◆ **What is asked**
Below are the records. Gather each line that holds "требования".
******
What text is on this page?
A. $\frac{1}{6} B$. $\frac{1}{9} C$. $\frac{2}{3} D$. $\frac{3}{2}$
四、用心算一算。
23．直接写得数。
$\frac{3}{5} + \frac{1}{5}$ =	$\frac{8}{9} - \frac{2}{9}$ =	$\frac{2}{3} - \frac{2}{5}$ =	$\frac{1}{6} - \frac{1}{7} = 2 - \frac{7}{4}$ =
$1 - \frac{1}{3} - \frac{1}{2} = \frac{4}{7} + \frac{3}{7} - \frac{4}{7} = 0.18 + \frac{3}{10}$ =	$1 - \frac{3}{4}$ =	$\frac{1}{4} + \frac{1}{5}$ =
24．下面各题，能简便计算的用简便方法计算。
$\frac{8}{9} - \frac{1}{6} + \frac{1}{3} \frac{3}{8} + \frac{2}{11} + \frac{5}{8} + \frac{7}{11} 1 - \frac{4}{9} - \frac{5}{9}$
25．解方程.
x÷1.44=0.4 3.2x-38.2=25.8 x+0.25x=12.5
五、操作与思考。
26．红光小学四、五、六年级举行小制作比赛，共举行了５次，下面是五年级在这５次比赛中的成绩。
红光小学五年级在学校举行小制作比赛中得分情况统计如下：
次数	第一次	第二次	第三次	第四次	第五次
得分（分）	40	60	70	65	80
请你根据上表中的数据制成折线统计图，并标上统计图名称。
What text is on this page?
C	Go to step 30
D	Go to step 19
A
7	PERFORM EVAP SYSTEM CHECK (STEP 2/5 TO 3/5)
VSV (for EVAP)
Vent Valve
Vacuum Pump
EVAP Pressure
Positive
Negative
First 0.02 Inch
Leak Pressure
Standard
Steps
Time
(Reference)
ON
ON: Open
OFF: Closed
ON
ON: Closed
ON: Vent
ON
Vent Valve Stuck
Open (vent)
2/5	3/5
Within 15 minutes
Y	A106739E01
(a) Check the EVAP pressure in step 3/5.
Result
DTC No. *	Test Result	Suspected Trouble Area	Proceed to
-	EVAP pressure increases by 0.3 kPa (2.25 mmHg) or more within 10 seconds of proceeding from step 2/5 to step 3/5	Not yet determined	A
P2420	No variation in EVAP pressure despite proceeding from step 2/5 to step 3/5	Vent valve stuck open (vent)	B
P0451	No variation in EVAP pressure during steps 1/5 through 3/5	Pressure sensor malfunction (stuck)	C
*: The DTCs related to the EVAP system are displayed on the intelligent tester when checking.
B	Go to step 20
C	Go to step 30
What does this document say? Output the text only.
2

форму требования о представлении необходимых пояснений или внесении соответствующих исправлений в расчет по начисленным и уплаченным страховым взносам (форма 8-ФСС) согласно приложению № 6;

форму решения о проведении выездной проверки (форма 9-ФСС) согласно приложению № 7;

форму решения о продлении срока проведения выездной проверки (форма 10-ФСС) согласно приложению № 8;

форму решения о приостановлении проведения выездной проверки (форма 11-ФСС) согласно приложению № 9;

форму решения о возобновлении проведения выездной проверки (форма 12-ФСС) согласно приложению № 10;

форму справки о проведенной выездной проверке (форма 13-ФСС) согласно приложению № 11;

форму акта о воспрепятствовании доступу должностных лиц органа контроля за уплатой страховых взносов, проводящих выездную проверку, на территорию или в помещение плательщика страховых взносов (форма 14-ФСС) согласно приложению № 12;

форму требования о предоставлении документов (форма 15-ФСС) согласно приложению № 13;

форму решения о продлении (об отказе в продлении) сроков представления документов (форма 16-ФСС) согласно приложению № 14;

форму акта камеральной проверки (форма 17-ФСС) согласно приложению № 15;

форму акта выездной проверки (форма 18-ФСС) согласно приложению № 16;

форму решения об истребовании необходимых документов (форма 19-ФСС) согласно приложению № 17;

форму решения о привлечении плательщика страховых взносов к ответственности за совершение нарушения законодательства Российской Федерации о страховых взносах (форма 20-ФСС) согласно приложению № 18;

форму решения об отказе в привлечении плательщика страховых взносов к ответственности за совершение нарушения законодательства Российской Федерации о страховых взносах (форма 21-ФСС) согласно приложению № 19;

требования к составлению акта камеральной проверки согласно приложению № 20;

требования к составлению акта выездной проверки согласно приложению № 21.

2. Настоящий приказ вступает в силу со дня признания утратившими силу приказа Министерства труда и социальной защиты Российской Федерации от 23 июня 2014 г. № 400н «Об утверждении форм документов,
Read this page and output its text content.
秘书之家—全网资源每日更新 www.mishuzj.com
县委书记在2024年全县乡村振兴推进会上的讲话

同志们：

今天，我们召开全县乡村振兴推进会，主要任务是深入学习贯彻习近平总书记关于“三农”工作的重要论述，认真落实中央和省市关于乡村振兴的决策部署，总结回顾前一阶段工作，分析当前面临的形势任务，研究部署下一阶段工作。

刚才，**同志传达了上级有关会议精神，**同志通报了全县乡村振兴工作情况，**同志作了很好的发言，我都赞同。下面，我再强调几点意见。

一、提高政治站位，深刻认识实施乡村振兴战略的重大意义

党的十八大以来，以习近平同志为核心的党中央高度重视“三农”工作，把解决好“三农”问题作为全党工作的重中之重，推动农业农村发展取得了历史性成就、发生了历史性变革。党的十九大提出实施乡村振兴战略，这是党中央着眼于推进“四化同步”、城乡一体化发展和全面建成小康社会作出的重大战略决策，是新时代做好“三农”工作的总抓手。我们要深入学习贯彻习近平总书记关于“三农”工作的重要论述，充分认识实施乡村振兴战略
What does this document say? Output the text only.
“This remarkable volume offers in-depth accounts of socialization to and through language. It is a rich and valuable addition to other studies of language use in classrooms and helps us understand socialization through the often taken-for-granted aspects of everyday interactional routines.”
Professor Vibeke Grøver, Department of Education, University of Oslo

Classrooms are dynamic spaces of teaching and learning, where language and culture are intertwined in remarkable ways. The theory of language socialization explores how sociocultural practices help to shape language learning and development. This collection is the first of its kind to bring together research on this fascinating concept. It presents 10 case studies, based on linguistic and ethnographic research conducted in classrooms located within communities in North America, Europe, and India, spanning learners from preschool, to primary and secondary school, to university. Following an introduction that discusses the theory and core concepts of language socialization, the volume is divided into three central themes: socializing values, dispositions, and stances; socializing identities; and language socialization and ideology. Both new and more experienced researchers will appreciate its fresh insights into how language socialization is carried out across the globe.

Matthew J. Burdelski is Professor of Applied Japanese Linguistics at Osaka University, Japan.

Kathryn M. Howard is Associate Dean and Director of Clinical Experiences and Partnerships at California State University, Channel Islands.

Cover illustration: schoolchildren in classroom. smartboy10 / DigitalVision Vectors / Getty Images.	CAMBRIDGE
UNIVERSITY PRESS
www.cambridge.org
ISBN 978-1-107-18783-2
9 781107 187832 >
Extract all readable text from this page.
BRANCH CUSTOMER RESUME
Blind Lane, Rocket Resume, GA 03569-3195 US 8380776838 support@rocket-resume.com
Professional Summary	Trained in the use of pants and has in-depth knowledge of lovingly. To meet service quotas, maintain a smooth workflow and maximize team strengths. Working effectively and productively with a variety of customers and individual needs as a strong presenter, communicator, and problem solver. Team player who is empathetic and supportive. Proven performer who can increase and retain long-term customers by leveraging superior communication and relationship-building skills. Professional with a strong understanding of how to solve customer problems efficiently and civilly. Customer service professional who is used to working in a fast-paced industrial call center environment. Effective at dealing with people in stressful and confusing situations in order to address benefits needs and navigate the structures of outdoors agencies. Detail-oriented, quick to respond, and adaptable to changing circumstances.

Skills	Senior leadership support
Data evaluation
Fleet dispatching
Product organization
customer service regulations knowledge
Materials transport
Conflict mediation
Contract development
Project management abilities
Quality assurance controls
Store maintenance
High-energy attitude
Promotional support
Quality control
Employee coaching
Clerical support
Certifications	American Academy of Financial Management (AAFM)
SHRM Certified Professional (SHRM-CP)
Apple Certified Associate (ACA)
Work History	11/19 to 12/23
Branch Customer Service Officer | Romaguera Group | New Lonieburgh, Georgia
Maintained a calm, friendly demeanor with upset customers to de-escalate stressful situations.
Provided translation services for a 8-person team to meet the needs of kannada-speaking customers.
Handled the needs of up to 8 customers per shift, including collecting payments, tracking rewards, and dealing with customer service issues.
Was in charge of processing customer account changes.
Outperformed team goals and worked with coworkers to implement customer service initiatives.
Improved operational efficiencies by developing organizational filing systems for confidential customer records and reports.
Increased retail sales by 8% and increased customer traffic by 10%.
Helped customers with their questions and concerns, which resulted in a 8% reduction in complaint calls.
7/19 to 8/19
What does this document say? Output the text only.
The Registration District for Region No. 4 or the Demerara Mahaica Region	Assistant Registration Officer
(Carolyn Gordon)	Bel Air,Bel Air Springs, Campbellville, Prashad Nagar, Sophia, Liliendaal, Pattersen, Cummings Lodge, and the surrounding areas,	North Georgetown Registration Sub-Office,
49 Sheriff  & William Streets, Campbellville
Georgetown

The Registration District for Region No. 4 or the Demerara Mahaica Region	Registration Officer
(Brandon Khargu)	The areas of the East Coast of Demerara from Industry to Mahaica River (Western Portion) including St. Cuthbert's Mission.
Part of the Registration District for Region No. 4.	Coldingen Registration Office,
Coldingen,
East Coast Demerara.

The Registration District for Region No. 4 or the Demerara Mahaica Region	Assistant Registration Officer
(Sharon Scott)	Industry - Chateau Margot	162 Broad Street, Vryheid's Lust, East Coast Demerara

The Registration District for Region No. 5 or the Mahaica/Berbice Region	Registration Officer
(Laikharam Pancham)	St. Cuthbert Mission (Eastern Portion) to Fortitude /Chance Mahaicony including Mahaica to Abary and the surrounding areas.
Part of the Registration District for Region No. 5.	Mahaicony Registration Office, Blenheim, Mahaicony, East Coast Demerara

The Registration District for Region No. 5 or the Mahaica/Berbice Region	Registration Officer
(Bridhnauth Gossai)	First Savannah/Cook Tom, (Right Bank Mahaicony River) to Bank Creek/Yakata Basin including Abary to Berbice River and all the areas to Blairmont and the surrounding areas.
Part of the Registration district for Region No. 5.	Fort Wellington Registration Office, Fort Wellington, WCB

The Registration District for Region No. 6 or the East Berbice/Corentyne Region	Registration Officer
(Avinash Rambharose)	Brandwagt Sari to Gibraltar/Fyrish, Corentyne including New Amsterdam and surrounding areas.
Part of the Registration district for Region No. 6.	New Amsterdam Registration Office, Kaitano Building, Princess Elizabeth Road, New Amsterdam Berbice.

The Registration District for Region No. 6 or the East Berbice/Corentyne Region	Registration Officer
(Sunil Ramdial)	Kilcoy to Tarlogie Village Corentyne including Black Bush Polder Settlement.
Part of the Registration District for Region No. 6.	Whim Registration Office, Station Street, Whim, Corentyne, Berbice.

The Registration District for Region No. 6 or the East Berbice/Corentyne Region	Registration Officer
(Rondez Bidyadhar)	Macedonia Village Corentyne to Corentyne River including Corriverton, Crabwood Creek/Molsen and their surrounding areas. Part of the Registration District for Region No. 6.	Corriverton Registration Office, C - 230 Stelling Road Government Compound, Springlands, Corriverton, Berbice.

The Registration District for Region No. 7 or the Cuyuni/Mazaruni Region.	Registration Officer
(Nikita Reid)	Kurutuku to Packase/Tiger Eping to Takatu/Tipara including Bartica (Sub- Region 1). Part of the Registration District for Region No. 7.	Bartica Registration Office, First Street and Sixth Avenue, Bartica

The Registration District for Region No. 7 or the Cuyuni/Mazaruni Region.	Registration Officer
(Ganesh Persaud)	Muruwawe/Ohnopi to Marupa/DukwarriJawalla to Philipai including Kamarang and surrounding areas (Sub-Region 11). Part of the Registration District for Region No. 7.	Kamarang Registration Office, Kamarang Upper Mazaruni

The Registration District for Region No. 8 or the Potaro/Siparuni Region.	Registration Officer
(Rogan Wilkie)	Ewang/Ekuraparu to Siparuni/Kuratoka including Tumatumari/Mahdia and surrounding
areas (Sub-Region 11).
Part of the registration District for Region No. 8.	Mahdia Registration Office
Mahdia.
******
◆ **Task result**
форму требования о представлении необходимых пояснений или внесении соответствующих исправлений в расчет по начисленным и уплаченным страховым взносам (форма 8-ФСС) согласно приложению № 6;
форму требования о предоставлении документов (форма 15-ФСС) согласно приложению № 13;
требования к составлению акта камеральной проверки согласно приложению № 20;
требования к составлению акта выездной проверки согласно приложению № 21.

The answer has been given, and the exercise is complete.